▶ [EXERCISE MATERIAL]
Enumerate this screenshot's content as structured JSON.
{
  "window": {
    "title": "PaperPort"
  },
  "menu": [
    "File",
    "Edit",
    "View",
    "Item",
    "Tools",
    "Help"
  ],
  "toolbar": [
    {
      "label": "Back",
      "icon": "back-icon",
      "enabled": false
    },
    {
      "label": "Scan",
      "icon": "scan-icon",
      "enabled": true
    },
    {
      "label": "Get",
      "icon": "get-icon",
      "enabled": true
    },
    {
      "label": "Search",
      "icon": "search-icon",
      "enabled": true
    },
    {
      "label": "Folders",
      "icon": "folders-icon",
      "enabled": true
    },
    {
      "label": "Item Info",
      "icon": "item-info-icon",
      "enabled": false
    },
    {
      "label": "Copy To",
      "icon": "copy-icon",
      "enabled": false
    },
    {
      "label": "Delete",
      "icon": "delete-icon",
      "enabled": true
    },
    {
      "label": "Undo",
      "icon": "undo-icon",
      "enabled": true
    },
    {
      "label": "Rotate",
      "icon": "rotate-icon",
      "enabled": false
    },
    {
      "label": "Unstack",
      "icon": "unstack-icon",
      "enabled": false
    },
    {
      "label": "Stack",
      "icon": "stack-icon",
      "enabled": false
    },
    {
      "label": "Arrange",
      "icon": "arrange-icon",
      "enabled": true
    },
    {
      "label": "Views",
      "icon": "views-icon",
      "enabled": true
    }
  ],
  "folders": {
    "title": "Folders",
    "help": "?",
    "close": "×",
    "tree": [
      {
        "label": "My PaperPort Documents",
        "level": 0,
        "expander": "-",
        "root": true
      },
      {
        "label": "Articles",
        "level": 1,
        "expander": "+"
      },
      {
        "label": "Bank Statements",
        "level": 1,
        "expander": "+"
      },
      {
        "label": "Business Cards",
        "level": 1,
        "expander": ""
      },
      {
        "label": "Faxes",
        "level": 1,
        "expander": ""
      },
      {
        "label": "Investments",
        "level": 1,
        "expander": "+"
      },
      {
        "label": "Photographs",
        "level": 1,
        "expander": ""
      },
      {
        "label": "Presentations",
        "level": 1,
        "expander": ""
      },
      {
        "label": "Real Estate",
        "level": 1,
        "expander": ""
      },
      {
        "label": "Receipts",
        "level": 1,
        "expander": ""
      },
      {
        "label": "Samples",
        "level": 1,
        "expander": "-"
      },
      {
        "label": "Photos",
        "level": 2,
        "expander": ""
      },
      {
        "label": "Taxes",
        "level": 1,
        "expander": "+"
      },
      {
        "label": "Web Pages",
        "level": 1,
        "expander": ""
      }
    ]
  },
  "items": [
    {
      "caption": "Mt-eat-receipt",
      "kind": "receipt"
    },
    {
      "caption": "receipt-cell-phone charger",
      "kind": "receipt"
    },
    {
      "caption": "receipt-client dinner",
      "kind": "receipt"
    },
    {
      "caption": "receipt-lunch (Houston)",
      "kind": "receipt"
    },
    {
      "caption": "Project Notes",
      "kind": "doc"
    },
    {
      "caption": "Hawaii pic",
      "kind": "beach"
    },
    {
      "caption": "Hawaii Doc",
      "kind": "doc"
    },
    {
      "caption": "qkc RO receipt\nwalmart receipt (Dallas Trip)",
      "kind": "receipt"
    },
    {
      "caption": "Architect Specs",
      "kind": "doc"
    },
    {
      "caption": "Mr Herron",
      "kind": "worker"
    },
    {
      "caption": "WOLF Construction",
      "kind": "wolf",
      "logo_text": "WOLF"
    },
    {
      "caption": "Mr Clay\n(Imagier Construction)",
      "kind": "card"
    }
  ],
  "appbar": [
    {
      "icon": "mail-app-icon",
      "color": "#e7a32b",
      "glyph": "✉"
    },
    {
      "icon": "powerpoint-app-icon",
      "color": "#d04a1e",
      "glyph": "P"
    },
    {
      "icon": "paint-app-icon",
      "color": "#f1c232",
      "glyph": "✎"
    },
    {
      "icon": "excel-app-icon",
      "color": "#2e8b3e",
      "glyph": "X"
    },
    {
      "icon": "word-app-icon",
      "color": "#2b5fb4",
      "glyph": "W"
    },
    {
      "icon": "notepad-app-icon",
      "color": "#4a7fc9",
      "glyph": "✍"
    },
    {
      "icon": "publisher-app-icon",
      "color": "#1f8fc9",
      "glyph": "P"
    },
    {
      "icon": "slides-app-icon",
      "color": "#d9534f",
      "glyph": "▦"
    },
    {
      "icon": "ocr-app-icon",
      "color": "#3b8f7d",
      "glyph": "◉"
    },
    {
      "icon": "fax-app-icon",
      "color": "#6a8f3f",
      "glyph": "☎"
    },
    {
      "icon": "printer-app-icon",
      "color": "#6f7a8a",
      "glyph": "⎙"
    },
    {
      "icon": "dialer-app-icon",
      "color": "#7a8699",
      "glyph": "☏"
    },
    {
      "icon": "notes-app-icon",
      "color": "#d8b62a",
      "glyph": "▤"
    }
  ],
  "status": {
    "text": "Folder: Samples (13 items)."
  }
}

▶ [REQUIREMENT] Find the lines containing "Samples" and pull them out.

▶ [RESULT OF THIS EXERCISE]
        "label": "Samples",
    "text": "Folder: Samples (13 items)."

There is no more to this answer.